INSTRUCTIONS TO FOLLOW> Report the total number of lines that include the string "name", without any other text.

THE INPUT>

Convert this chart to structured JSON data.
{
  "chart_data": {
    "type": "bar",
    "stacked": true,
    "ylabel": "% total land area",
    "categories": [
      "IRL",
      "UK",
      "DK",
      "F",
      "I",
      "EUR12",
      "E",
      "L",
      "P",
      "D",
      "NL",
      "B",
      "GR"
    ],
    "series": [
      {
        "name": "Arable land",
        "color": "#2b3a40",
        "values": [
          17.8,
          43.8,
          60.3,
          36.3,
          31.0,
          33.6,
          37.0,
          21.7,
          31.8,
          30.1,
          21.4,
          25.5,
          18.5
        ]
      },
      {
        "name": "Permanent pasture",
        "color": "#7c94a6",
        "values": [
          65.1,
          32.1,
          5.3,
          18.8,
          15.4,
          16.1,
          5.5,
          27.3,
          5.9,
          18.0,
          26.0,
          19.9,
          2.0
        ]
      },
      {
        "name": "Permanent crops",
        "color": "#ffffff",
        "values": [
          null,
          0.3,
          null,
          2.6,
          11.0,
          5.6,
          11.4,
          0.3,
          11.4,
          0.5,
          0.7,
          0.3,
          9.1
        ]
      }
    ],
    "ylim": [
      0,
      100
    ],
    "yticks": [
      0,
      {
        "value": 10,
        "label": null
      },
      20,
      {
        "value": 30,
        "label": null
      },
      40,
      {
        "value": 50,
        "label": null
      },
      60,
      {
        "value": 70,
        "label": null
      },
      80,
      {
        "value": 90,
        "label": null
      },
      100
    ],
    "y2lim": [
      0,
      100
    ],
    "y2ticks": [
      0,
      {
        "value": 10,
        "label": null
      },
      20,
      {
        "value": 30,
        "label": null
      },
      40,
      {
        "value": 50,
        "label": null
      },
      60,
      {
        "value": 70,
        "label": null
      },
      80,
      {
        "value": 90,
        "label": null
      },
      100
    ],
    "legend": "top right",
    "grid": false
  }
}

TASK RESPONSE> 3